Dataset records on visual material
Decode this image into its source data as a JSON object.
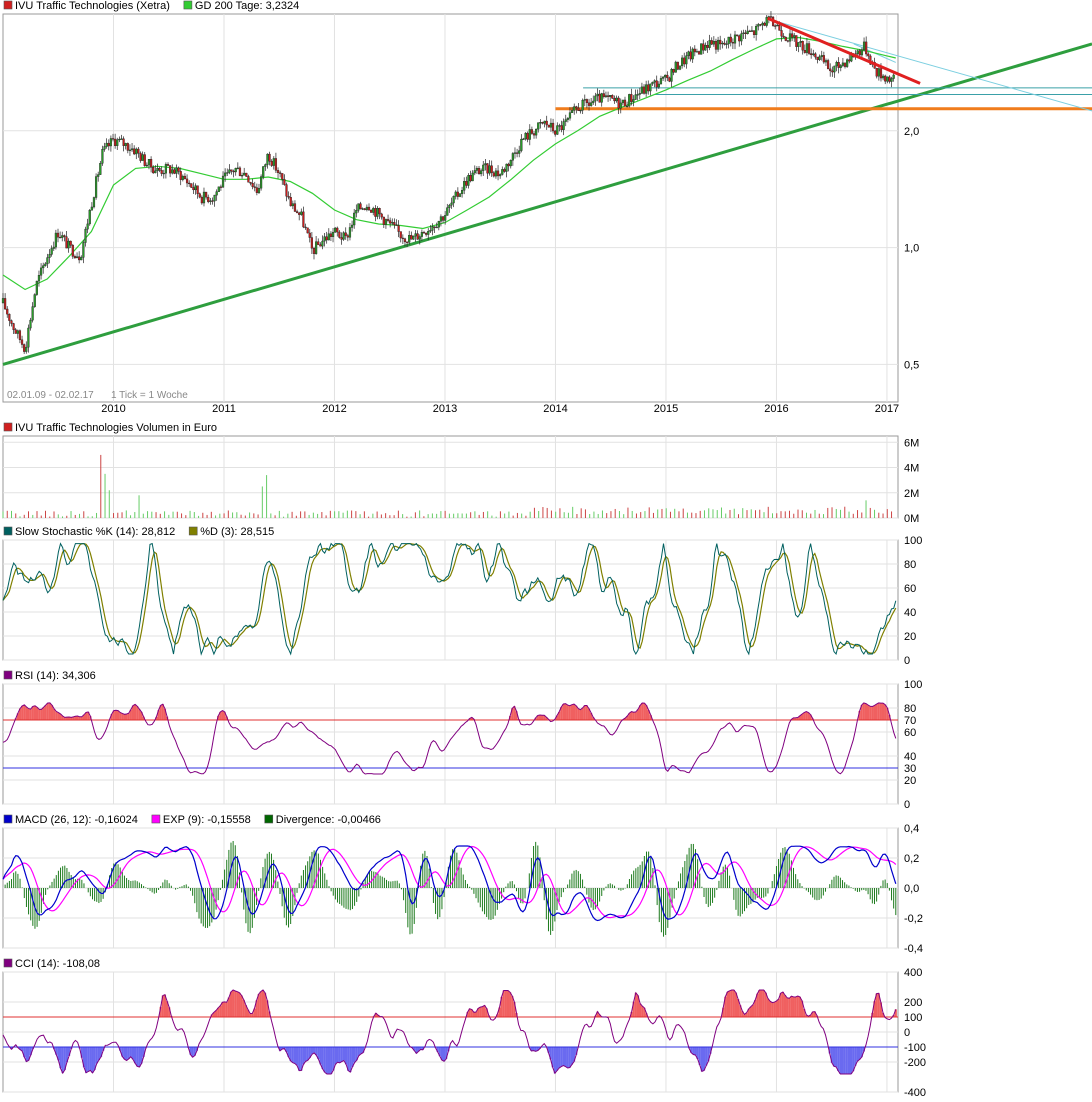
{
  "chart_data": [
    {
      "type": "candlestick",
      "panel": "price",
      "legend": [
        {
          "label": "IVU Traffic Technologies (Xetra)",
          "color": "#d02020"
        },
        {
          "label": "GD 200 Tage: 3,2324",
          "color": "#33cc33"
        }
      ],
      "date_range_label": "02.01.09 - 02.02.17",
      "tick_note": "1 Tick = 1 Woche",
      "x_ticks": [
        "2010",
        "2011",
        "2012",
        "2013",
        "2014",
        "2015",
        "2016",
        "2017"
      ],
      "y_ticks": [
        "2,0",
        "1,0",
        "0,5"
      ],
      "y_tick_values": [
        2.0,
        1.0,
        0.5
      ],
      "scale": "log",
      "ylim": [
        0.4,
        4.0
      ],
      "price_path": [
        [
          2009.0,
          0.72
        ],
        [
          2009.1,
          0.62
        ],
        [
          2009.2,
          0.55
        ],
        [
          2009.3,
          0.8
        ],
        [
          2009.4,
          0.95
        ],
        [
          2009.5,
          1.1
        ],
        [
          2009.6,
          1.0
        ],
        [
          2009.7,
          0.95
        ],
        [
          2009.8,
          1.3
        ],
        [
          2009.9,
          1.75
        ],
        [
          2010.0,
          1.9
        ],
        [
          2010.1,
          1.85
        ],
        [
          2010.2,
          1.78
        ],
        [
          2010.3,
          1.65
        ],
        [
          2010.4,
          1.58
        ],
        [
          2010.5,
          1.6
        ],
        [
          2010.6,
          1.55
        ],
        [
          2010.7,
          1.45
        ],
        [
          2010.8,
          1.35
        ],
        [
          2010.9,
          1.35
        ],
        [
          2011.0,
          1.5
        ],
        [
          2011.1,
          1.6
        ],
        [
          2011.2,
          1.55
        ],
        [
          2011.3,
          1.4
        ],
        [
          2011.4,
          1.75
        ],
        [
          2011.5,
          1.55
        ],
        [
          2011.6,
          1.3
        ],
        [
          2011.7,
          1.2
        ],
        [
          2011.8,
          0.98
        ],
        [
          2011.9,
          1.05
        ],
        [
          2012.0,
          1.1
        ],
        [
          2012.1,
          1.05
        ],
        [
          2012.2,
          1.25
        ],
        [
          2012.3,
          1.3
        ],
        [
          2012.4,
          1.22
        ],
        [
          2012.5,
          1.15
        ],
        [
          2012.6,
          1.08
        ],
        [
          2012.7,
          1.05
        ],
        [
          2012.8,
          1.1
        ],
        [
          2012.9,
          1.15
        ],
        [
          2013.0,
          1.22
        ],
        [
          2013.1,
          1.35
        ],
        [
          2013.2,
          1.5
        ],
        [
          2013.3,
          1.58
        ],
        [
          2013.4,
          1.6
        ],
        [
          2013.5,
          1.55
        ],
        [
          2013.6,
          1.7
        ],
        [
          2013.7,
          1.9
        ],
        [
          2013.8,
          2.0
        ],
        [
          2013.9,
          2.1
        ],
        [
          2014.0,
          2.0
        ],
        [
          2014.1,
          2.1
        ],
        [
          2014.2,
          2.3
        ],
        [
          2014.3,
          2.35
        ],
        [
          2014.4,
          2.42
        ],
        [
          2014.5,
          2.4
        ],
        [
          2014.6,
          2.35
        ],
        [
          2014.7,
          2.45
        ],
        [
          2014.8,
          2.55
        ],
        [
          2014.9,
          2.65
        ],
        [
          2015.0,
          2.7
        ],
        [
          2015.1,
          2.95
        ],
        [
          2015.2,
          3.1
        ],
        [
          2015.3,
          3.25
        ],
        [
          2015.4,
          3.4
        ],
        [
          2015.5,
          3.3
        ],
        [
          2015.6,
          3.45
        ],
        [
          2015.7,
          3.55
        ],
        [
          2015.8,
          3.6
        ],
        [
          2015.9,
          3.85
        ],
        [
          2016.0,
          3.75
        ],
        [
          2016.1,
          3.5
        ],
        [
          2016.2,
          3.35
        ],
        [
          2016.3,
          3.25
        ],
        [
          2016.4,
          3.05
        ],
        [
          2016.5,
          2.85
        ],
        [
          2016.6,
          3.0
        ],
        [
          2016.7,
          3.15
        ],
        [
          2016.8,
          3.3
        ],
        [
          2016.9,
          2.85
        ],
        [
          2017.0,
          2.75
        ],
        [
          2017.08,
          2.7
        ]
      ],
      "gd200_path": [
        [
          2009.0,
          0.85
        ],
        [
          2009.2,
          0.78
        ],
        [
          2009.4,
          0.83
        ],
        [
          2009.6,
          0.95
        ],
        [
          2009.8,
          1.1
        ],
        [
          2010.0,
          1.45
        ],
        [
          2010.2,
          1.6
        ],
        [
          2010.4,
          1.62
        ],
        [
          2010.6,
          1.6
        ],
        [
          2010.8,
          1.55
        ],
        [
          2011.0,
          1.5
        ],
        [
          2011.2,
          1.5
        ],
        [
          2011.4,
          1.52
        ],
        [
          2011.6,
          1.48
        ],
        [
          2011.8,
          1.38
        ],
        [
          2012.0,
          1.25
        ],
        [
          2012.2,
          1.18
        ],
        [
          2012.4,
          1.15
        ],
        [
          2012.6,
          1.14
        ],
        [
          2012.8,
          1.12
        ],
        [
          2013.0,
          1.16
        ],
        [
          2013.2,
          1.25
        ],
        [
          2013.4,
          1.35
        ],
        [
          2013.6,
          1.5
        ],
        [
          2013.8,
          1.68
        ],
        [
          2014.0,
          1.85
        ],
        [
          2014.2,
          2.0
        ],
        [
          2014.4,
          2.18
        ],
        [
          2014.6,
          2.3
        ],
        [
          2014.8,
          2.42
        ],
        [
          2015.0,
          2.55
        ],
        [
          2015.2,
          2.7
        ],
        [
          2015.4,
          2.85
        ],
        [
          2015.6,
          3.05
        ],
        [
          2015.8,
          3.25
        ],
        [
          2016.0,
          3.45
        ],
        [
          2016.2,
          3.48
        ],
        [
          2016.4,
          3.4
        ],
        [
          2016.6,
          3.3
        ],
        [
          2016.8,
          3.22
        ],
        [
          2017.0,
          3.12
        ],
        [
          2017.08,
          3.08
        ]
      ]
    },
    {
      "type": "bar",
      "panel": "volume",
      "legend": [
        {
          "label": "IVU Traffic Technologies Volumen in Euro",
          "color": "#d02020"
        }
      ],
      "y_ticks": [
        "6M",
        "4M",
        "2M",
        "0M"
      ],
      "y_tick_values": [
        6,
        4,
        2,
        0
      ],
      "ylim": [
        0,
        6.5
      ]
    },
    {
      "type": "line",
      "panel": "stochastic",
      "legend": [
        {
          "label": "Slow Stochastic %K (14): 28,812",
          "color": "#006060"
        },
        {
          "label": "%D (3): 28,515",
          "color": "#808000"
        }
      ],
      "y_ticks": [
        "100",
        "80",
        "60",
        "40",
        "20",
        "0"
      ],
      "y_tick_values": [
        100,
        80,
        60,
        40,
        20,
        0
      ],
      "ylim": [
        0,
        100
      ]
    },
    {
      "type": "line",
      "panel": "rsi",
      "legend": [
        {
          "label": "RSI (14): 34,306",
          "color": "#800080"
        }
      ],
      "y_ticks": [
        "100",
        "80",
        "60",
        "40",
        "20",
        "0"
      ],
      "y_tick_values": [
        100,
        80,
        60,
        40,
        20,
        0
      ],
      "ref_labels": [
        "70",
        "30"
      ],
      "ref_values": [
        70,
        30
      ],
      "ylim": [
        0,
        100
      ]
    },
    {
      "type": "line",
      "panel": "macd",
      "legend": [
        {
          "label": "MACD (26, 12): -0,16024",
          "color": "#0000cc"
        },
        {
          "label": "EXP (9): -0,15558",
          "color": "#ff00ff"
        },
        {
          "label": "Divergence: -0,00466",
          "color": "#006600"
        }
      ],
      "y_ticks": [
        "0,4",
        "0,2",
        "0,0",
        "-0,2",
        "-0,4"
      ],
      "y_tick_values": [
        0.4,
        0.2,
        0.0,
        -0.2,
        -0.4
      ],
      "ylim": [
        -0.4,
        0.4
      ]
    },
    {
      "type": "line",
      "panel": "cci",
      "legend": [
        {
          "label": "CCI (14): -108,08",
          "color": "#800080"
        }
      ],
      "y_ticks": [
        "400",
        "200",
        "0",
        "-200",
        "-400"
      ],
      "y_tick_values": [
        400,
        200,
        0,
        -200,
        -400
      ],
      "ref_labels": [
        "100",
        "-100"
      ],
      "ref_values": [
        100,
        -100
      ],
      "ylim": [
        -400,
        400
      ]
    }
  ],
  "colors": {
    "up": "#2a9a2a",
    "down": "#c81e1e",
    "grid": "#e2e2e2",
    "axis": "#999999",
    "trend_green": "#2e9e3e",
    "trend_red": "#e02020",
    "support_orange": "#f07c1c",
    "channel_teal": "#3aa0a8"
  }
}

| GIVEN REQUEST |
Your answer should be only a number: how many lines of the data above contain the string "Technologies"?

| RESULT |
2